Dataset entries

________________________________________

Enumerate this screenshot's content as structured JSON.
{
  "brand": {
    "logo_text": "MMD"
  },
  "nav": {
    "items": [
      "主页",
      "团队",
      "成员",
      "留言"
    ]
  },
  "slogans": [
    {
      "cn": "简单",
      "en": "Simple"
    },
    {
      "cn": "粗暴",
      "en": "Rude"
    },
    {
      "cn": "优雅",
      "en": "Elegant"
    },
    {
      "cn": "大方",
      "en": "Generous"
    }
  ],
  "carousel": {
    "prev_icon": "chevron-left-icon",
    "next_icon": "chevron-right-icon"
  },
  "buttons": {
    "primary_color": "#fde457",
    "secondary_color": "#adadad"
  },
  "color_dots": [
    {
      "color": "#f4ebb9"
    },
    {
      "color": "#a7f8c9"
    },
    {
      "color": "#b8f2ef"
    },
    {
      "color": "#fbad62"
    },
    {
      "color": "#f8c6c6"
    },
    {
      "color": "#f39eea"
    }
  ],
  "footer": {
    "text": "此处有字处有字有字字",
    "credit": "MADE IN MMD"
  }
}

________________________________________

(What needs to be done)
Print the records once more, exactly as they were given.

(The solution)
Enumerate this screenshot's content as structured JSON.
{
  "brand": {
    "logo_text": "MMD"
  },
  "nav": {
    "items": [
      "主页",
      "团队",
      "成员",
      "留言"
    ]
  },
  "slogans": [
    {
      "cn": "简单",
      "en": "Simple"
    },
    {
      "cn": "粗暴",
      "en": "Rude"
    },
    {
      "cn": "优雅",
      "en": "Elegant"
    },
    {
      "cn": "大方",
      "en": "Generous"
    }
  ],
  "carousel": {
    "prev_icon": "chevron-left-icon",
    "next_icon": "chevron-right-icon"
  },
  "buttons": {
    "primary_color": "#fde457",
    "secondary_color": "#adadad"
  },
  "color_dots": [
    {
      "color": "#f4ebb9"
    },
    {
      "color": "#a7f8c9"
    },
    {
      "color": "#b8f2ef"
    },
    {
      "color": "#fbad62"
    },
    {
      "color": "#f8c6c6"
    },
    {
      "color": "#f39eea"
    }
  ],
  "footer": {
    "text": "此处有字处有字有字字",
    "credit": "MADE IN MMD"
  }
}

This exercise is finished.